**REQUEST**
Skip the images and return the records below exactly.

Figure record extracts
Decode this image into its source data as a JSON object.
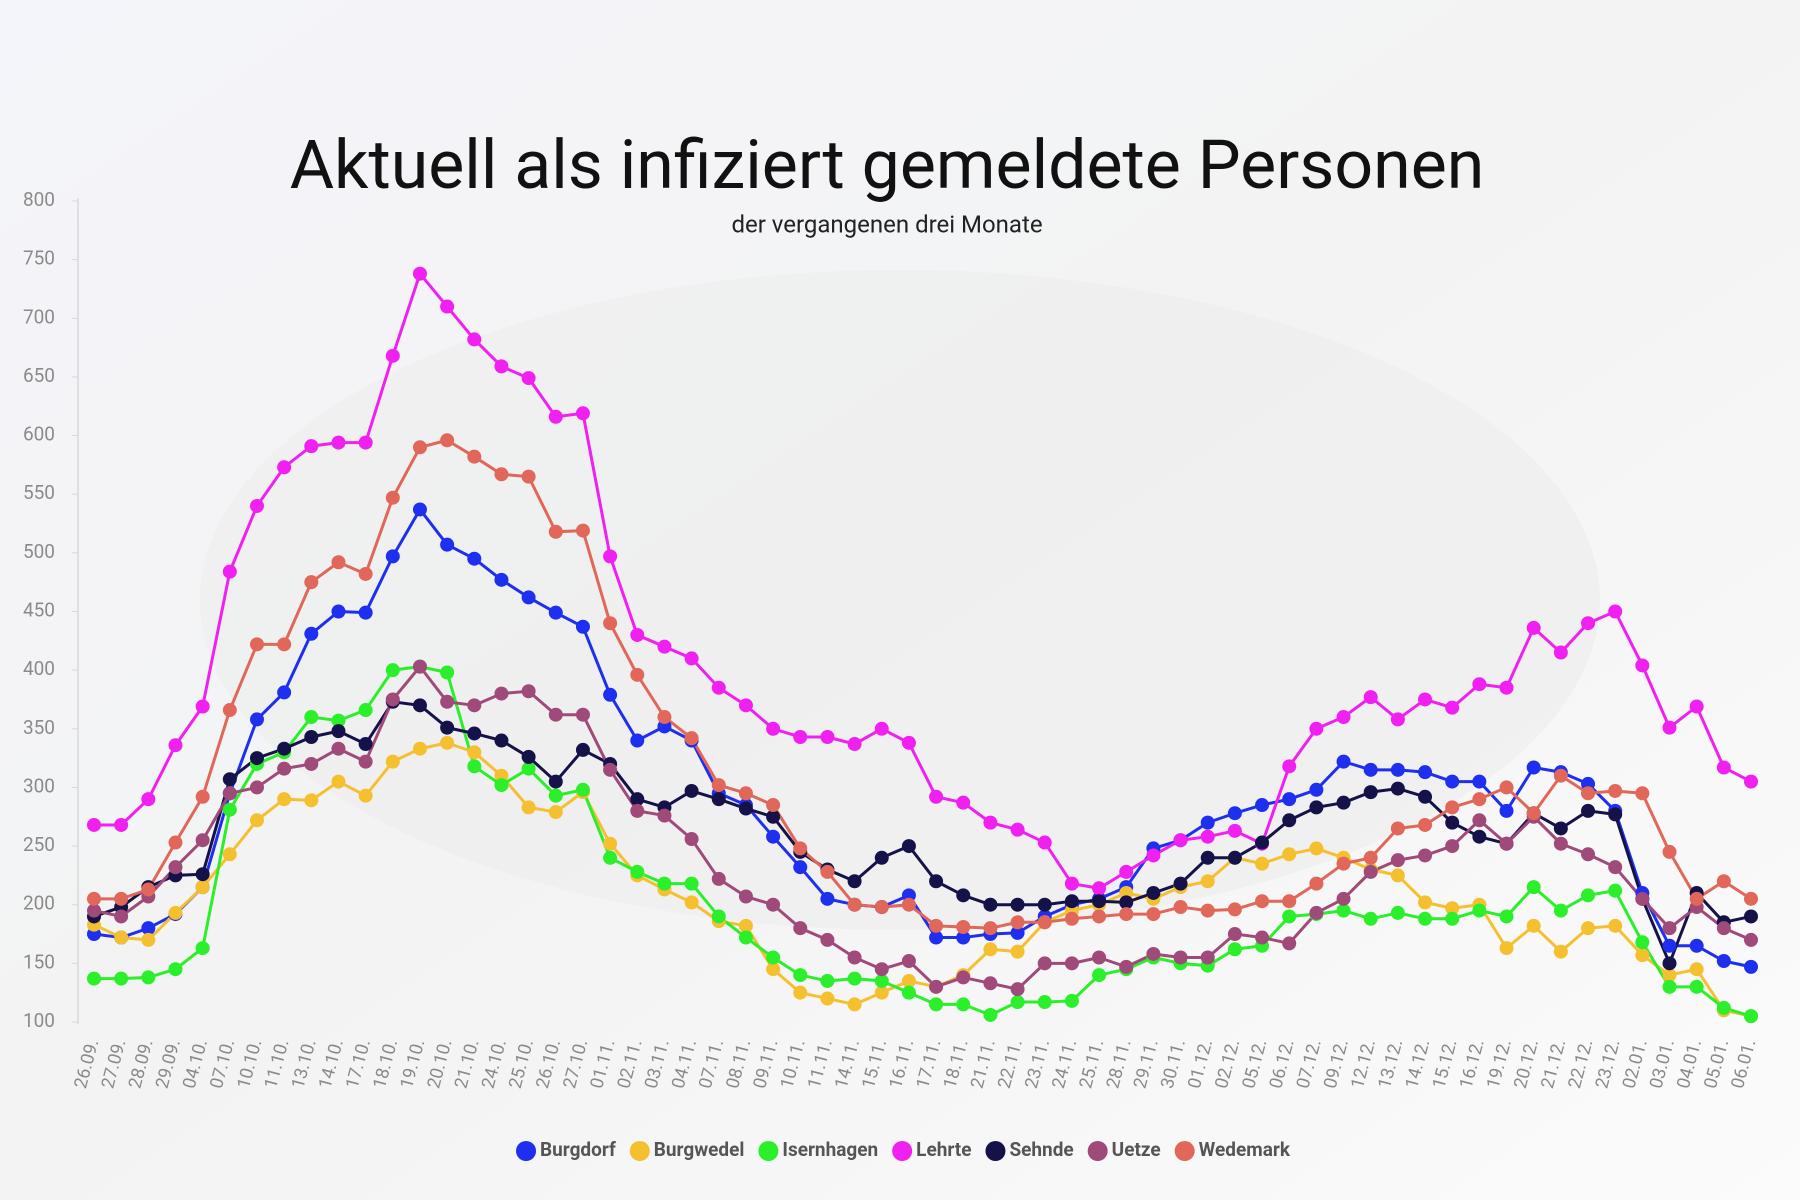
{
  "chart_data": {
    "type": "line",
    "title": "Aktuell als infiziert gemeldete Personen",
    "subtitle": "der vergangenen drei Monate",
    "categories": [
      "26.09.",
      "27.09.",
      "28.09.",
      "29.09.",
      "04.10.",
      "07.10.",
      "10.10.",
      "11.10.",
      "13.10.",
      "14.10.",
      "17.10.",
      "18.10.",
      "19.10.",
      "20.10.",
      "21.10.",
      "24.10.",
      "25.10.",
      "26.10.",
      "27.10.",
      "01.11.",
      "02.11.",
      "03.11.",
      "04.11.",
      "07.11.",
      "08.11.",
      "09.11.",
      "10.11.",
      "11.11.",
      "14.11.",
      "15.11.",
      "16.11.",
      "17.11.",
      "18.11.",
      "21.11.",
      "22.11.",
      "23.11.",
      "24.11.",
      "25.11.",
      "28.11.",
      "29.11.",
      "30.11.",
      "01.12.",
      "02.12.",
      "05.12.",
      "06.12.",
      "07.12.",
      "09.12.",
      "12.12.",
      "13.12.",
      "14.12.",
      "15.12.",
      "16.12.",
      "19.12.",
      "20.12.",
      "21.12.",
      "22.12.",
      "23.12.",
      "02.01.",
      "03.01.",
      "04.01.",
      "05.01.",
      "06.01."
    ],
    "series": [
      {
        "name": "Burgdorf",
        "color": "#1f2ff0",
        "values": [
          175,
          172,
          180,
          192,
          215,
          295,
          358,
          381,
          431,
          450,
          449,
          497,
          537,
          507,
          495,
          477,
          462,
          449,
          437,
          379,
          340,
          352,
          340,
          295,
          285,
          258,
          232,
          205,
          200,
          198,
          208,
          172,
          172,
          175,
          176,
          190,
          200,
          205,
          215,
          248,
          255,
          270,
          278,
          285,
          290,
          298,
          322,
          315,
          315,
          313,
          305,
          305,
          280,
          317,
          313,
          303,
          280,
          210,
          165,
          165,
          152,
          147
        ]
      },
      {
        "name": "Burgwedel",
        "color": "#f5c030",
        "values": [
          183,
          172,
          170,
          193,
          215,
          243,
          272,
          290,
          289,
          305,
          293,
          322,
          333,
          338,
          330,
          310,
          283,
          279,
          296,
          252,
          225,
          213,
          202,
          186,
          182,
          145,
          125,
          120,
          115,
          125,
          135,
          130,
          140,
          162,
          160,
          185,
          195,
          200,
          210,
          205,
          215,
          220,
          240,
          235,
          243,
          248,
          240,
          230,
          225,
          202,
          197,
          200,
          163,
          182,
          160,
          180,
          182,
          157,
          140,
          145,
          110,
          105
        ]
      },
      {
        "name": "Isernhagen",
        "color": "#2aef2a",
        "values": [
          137,
          137,
          138,
          145,
          163,
          281,
          320,
          330,
          360,
          357,
          366,
          400,
          403,
          398,
          318,
          302,
          316,
          293,
          298,
          240,
          228,
          218,
          218,
          190,
          172,
          155,
          140,
          135,
          137,
          135,
          125,
          115,
          115,
          106,
          117,
          117,
          118,
          140,
          145,
          155,
          150,
          148,
          162,
          165,
          190,
          192,
          195,
          188,
          193,
          188,
          188,
          195,
          190,
          215,
          195,
          208,
          212,
          168,
          130,
          130,
          112,
          105
        ]
      },
      {
        "name": "Lehrte",
        "color": "#f020f0",
        "values": [
          268,
          268,
          290,
          336,
          369,
          484,
          540,
          573,
          591,
          594,
          594,
          668,
          738,
          710,
          682,
          659,
          649,
          616,
          619,
          497,
          430,
          420,
          410,
          385,
          370,
          350,
          343,
          343,
          337,
          350,
          338,
          292,
          287,
          270,
          264,
          253,
          218,
          214,
          228,
          242,
          255,
          258,
          263,
          252,
          318,
          350,
          360,
          377,
          358,
          375,
          368,
          388,
          385,
          436,
          415,
          440,
          450,
          404,
          351,
          369,
          317,
          305
        ]
      },
      {
        "name": "Sehnde",
        "color": "#15124a",
        "values": [
          190,
          198,
          215,
          225,
          226,
          307,
          325,
          333,
          343,
          348,
          337,
          373,
          370,
          351,
          346,
          340,
          326,
          305,
          332,
          320,
          290,
          283,
          297,
          290,
          282,
          275,
          245,
          230,
          220,
          240,
          250,
          220,
          208,
          200,
          200,
          200,
          203,
          203,
          202,
          210,
          218,
          240,
          240,
          253,
          272,
          283,
          287,
          296,
          299,
          292,
          270,
          258,
          252,
          278,
          265,
          280,
          277,
          205,
          150,
          210,
          185,
          190
        ]
      },
      {
        "name": "Uetze",
        "color": "#a04a7a",
        "values": [
          195,
          190,
          207,
          232,
          255,
          295,
          300,
          316,
          320,
          333,
          322,
          375,
          403,
          373,
          370,
          380,
          382,
          362,
          362,
          315,
          280,
          276,
          256,
          222,
          207,
          200,
          180,
          170,
          155,
          145,
          152,
          130,
          138,
          133,
          128,
          150,
          150,
          155,
          147,
          158,
          155,
          155,
          175,
          172,
          167,
          193,
          205,
          228,
          238,
          242,
          250,
          272,
          252,
          275,
          252,
          243,
          232,
          205,
          180,
          198,
          180,
          170
        ]
      },
      {
        "name": "Wedemark",
        "color": "#e0675a",
        "values": [
          205,
          205,
          213,
          253,
          292,
          366,
          422,
          422,
          475,
          492,
          482,
          547,
          590,
          596,
          582,
          567,
          565,
          518,
          519,
          440,
          396,
          360,
          342,
          302,
          295,
          285,
          248,
          228,
          200,
          198,
          200,
          182,
          181,
          180,
          185,
          185,
          188,
          190,
          192,
          192,
          198,
          195,
          196,
          203,
          203,
          218,
          235,
          240,
          265,
          268,
          283,
          290,
          300,
          278,
          310,
          295,
          297,
          295,
          245,
          205,
          220,
          205
        ]
      }
    ],
    "ylim": [
      100,
      800
    ],
    "yticks": [
      100,
      150,
      200,
      250,
      300,
      350,
      400,
      450,
      500,
      550,
      600,
      650,
      700,
      750,
      800
    ]
  }
}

**ANSWER TO THE EXERCISE**
Decode this image into its source data as a JSON object.
{
  "chart_data": {
    "type": "line",
    "title": "Aktuell als infiziert gemeldete Personen",
    "subtitle": "der vergangenen drei Monate",
    "categories": [
      "26.09.",
      "27.09.",
      "28.09.",
      "29.09.",
      "04.10.",
      "07.10.",
      "10.10.",
      "11.10.",
      "13.10.",
      "14.10.",
      "17.10.",
      "18.10.",
      "19.10.",
      "20.10.",
      "21.10.",
      "24.10.",
      "25.10.",
      "26.10.",
      "27.10.",
      "01.11.",
      "02.11.",
      "03.11.",
      "04.11.",
      "07.11.",
      "08.11.",
      "09.11.",
      "10.11.",
      "11.11.",
      "14.11.",
      "15.11.",
      "16.11.",
      "17.11.",
      "18.11.",
      "21.11.",
      "22.11.",
      "23.11.",
      "24.11.",
      "25.11.",
      "28.11.",
      "29.11.",
      "30.11.",
      "01.12.",
      "02.12.",
      "05.12.",
      "06.12.",
      "07.12.",
      "09.12.",
      "12.12.",
      "13.12.",
      "14.12.",
      "15.12.",
      "16.12.",
      "19.12.",
      "20.12.",
      "21.12.",
      "22.12.",
      "23.12.",
      "02.01.",
      "03.01.",
      "04.01.",
      "05.01.",
      "06.01."
    ],
    "series": [
      {
        "name": "Burgdorf",
        "color": "#1f2ff0",
        "values": [
          175,
          172,
          180,
          192,
          215,
          295,
          358,
          381,
          431,
          450,
          449,
          497,
          537,
          507,
          495,
          477,
          462,
          449,
          437,
          379,
          340,
          352,
          340,
          295,
          285,
          258,
          232,
          205,
          200,
          198,
          208,
          172,
          172,
          175,
          176,
          190,
          200,
          205,
          215,
          248,
          255,
          270,
          278,
          285,
          290,
          298,
          322,
          315,
          315,
          313,
          305,
          305,
          280,
          317,
          313,
          303,
          280,
          210,
          165,
          165,
          152,
          147
        ]
      },
      {
        "name": "Burgwedel",
        "color": "#f5c030",
        "values": [
          183,
          172,
          170,
          193,
          215,
          243,
          272,
          290,
          289,
          305,
          293,
          322,
          333,
          338,
          330,
          310,
          283,
          279,
          296,
          252,
          225,
          213,
          202,
          186,
          182,
          145,
          125,
          120,
          115,
          125,
          135,
          130,
          140,
          162,
          160,
          185,
          195,
          200,
          210,
          205,
          215,
          220,
          240,
          235,
          243,
          248,
          240,
          230,
          225,
          202,
          197,
          200,
          163,
          182,
          160,
          180,
          182,
          157,
          140,
          145,
          110,
          105
        ]
      },
      {
        "name": "Isernhagen",
        "color": "#2aef2a",
        "values": [
          137,
          137,
          138,
          145,
          163,
          281,
          320,
          330,
          360,
          357,
          366,
          400,
          403,
          398,
          318,
          302,
          316,
          293,
          298,
          240,
          228,
          218,
          218,
          190,
          172,
          155,
          140,
          135,
          137,
          135,
          125,
          115,
          115,
          106,
          117,
          117,
          118,
          140,
          145,
          155,
          150,
          148,
          162,
          165,
          190,
          192,
          195,
          188,
          193,
          188,
          188,
          195,
          190,
          215,
          195,
          208,
          212,
          168,
          130,
          130,
          112,
          105
        ]
      },
      {
        "name": "Lehrte",
        "color": "#f020f0",
        "values": [
          268,
          268,
          290,
          336,
          369,
          484,
          540,
          573,
          591,
          594,
          594,
          668,
          738,
          710,
          682,
          659,
          649,
          616,
          619,
          497,
          430,
          420,
          410,
          385,
          370,
          350,
          343,
          343,
          337,
          350,
          338,
          292,
          287,
          270,
          264,
          253,
          218,
          214,
          228,
          242,
          255,
          258,
          263,
          252,
          318,
          350,
          360,
          377,
          358,
          375,
          368,
          388,
          385,
          436,
          415,
          440,
          450,
          404,
          351,
          369,
          317,
          305
        ]
      },
      {
        "name": "Sehnde",
        "color": "#15124a",
        "values": [
          190,
          198,
          215,
          225,
          226,
          307,
          325,
          333,
          343,
          348,
          337,
          373,
          370,
          351,
          346,
          340,
          326,
          305,
          332,
          320,
          290,
          283,
          297,
          290,
          282,
          275,
          245,
          230,
          220,
          240,
          250,
          220,
          208,
          200,
          200,
          200,
          203,
          203,
          202,
          210,
          218,
          240,
          240,
          253,
          272,
          283,
          287,
          296,
          299,
          292,
          270,
          258,
          252,
          278,
          265,
          280,
          277,
          205,
          150,
          210,
          185,
          190
        ]
      },
      {
        "name": "Uetze",
        "color": "#a04a7a",
        "values": [
          195,
          190,
          207,
          232,
          255,
          295,
          300,
          316,
          320,
          333,
          322,
          375,
          403,
          373,
          370,
          380,
          382,
          362,
          362,
          315,
          280,
          276,
          256,
          222,
          207,
          200,
          180,
          170,
          155,
          145,
          152,
          130,
          138,
          133,
          128,
          150,
          150,
          155,
          147,
          158,
          155,
          155,
          175,
          172,
          167,
          193,
          205,
          228,
          238,
          242,
          250,
          272,
          252,
          275,
          252,
          243,
          232,
          205,
          180,
          198,
          180,
          170
        ]
      },
      {
        "name": "Wedemark",
        "color": "#e0675a",
        "values": [
          205,
          205,
          213,
          253,
          292,
          366,
          422,
          422,
          475,
          492,
          482,
          547,
          590,
          596,
          582,
          567,
          565,
          518,
          519,
          440,
          396,
          360,
          342,
          302,
          295,
          285,
          248,
          228,
          200,
          198,
          200,
          182,
          181,
          180,
          185,
          185,
          188,
          190,
          192,
          192,
          198,
          195,
          196,
          203,
          203,
          218,
          235,
          240,
          265,
          268,
          283,
          290,
          300,
          278,
          310,
          295,
          297,
          295,
          245,
          205,
          220,
          205
        ]
      }
    ],
    "ylim": [
      100,
      800
    ],
    "yticks": [
      100,
      150,
      200,
      250,
      300,
      350,
      400,
      450,
      500,
      550,
      600,
      650,
      700,
      750,
      800
    ]
  }
}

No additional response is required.